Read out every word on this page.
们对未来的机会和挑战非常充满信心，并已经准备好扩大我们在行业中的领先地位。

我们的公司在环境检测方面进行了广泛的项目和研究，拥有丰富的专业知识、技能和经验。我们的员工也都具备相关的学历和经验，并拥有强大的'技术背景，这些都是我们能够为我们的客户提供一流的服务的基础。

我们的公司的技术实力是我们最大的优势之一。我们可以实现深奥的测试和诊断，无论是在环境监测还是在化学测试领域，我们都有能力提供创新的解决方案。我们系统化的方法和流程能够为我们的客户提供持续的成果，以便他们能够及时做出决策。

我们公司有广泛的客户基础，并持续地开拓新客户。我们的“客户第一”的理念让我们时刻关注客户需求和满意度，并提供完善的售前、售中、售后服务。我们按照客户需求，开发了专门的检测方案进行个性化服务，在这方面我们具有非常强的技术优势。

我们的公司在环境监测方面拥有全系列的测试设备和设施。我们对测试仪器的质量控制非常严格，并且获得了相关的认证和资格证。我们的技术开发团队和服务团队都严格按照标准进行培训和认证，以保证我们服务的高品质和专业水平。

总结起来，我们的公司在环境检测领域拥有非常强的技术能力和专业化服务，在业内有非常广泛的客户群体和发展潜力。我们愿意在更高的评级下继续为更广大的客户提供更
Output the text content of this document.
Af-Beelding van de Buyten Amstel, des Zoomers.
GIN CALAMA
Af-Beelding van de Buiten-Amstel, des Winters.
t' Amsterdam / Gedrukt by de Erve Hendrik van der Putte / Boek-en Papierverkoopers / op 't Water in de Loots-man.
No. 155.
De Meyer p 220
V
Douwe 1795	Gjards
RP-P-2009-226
══════
= AIM OF THE EXERCISE =
Transcribe the data above in full, exactly.

= EXERCISE ANSWER =
Read out every word on this page.
们对未来的机会和挑战非常充满信心，并已经准备好扩大我们在行业中的领先地位。

我们的公司在环境检测方面进行了广泛的项目和研究，拥有丰富的专业知识、技能和经验。我们的员工也都具备相关的学历和经验，并拥有强大的'技术背景，这些都是我们能够为我们的客户提供一流的服务的基础。

我们的公司的技术实力是我们最大的优势之一。我们可以实现深奥的测试和诊断，无论是在环境监测还是在化学测试领域，我们都有能力提供创新的解决方案。我们系统化的方法和流程能够为我们的客户提供持续的成果，以便他们能够及时做出决策。

我们公司有广泛的客户基础，并持续地开拓新客户。我们的“客户第一”的理念让我们时刻关注客户需求和满意度，并提供完善的售前、售中、售后服务。我们按照客户需求，开发了专门的检测方案进行个性化服务，在这方面我们具有非常强的技术优势。

我们的公司在环境监测方面拥有全系列的测试设备和设施。我们对测试仪器的质量控制非常严格，并且获得了相关的认证和资格证。我们的技术开发团队和服务团队都严格按照标准进行培训和认证，以保证我们服务的高品质和专业水平。

总结起来，我们的公司在环境检测领域拥有非常强的技术能力和专业化服务，在业内有非常广泛的客户群体和发展潜力。我们愿意在更高的评级下继续为更广大的客户提供更
Output the text content of this document.
Af-Beelding van de Buyten Amstel, des Zoomers.
GIN CALAMA
Af-Beelding van de Buiten-Amstel, des Winters.
t' Amsterdam / Gedrukt by de Erve Hendrik van der Putte / Boek-en Papierverkoopers / op 't Water in de Loots-man.
No. 155.
De Meyer p 220
V
Douwe 1795	Gjards
RP-P-2009-226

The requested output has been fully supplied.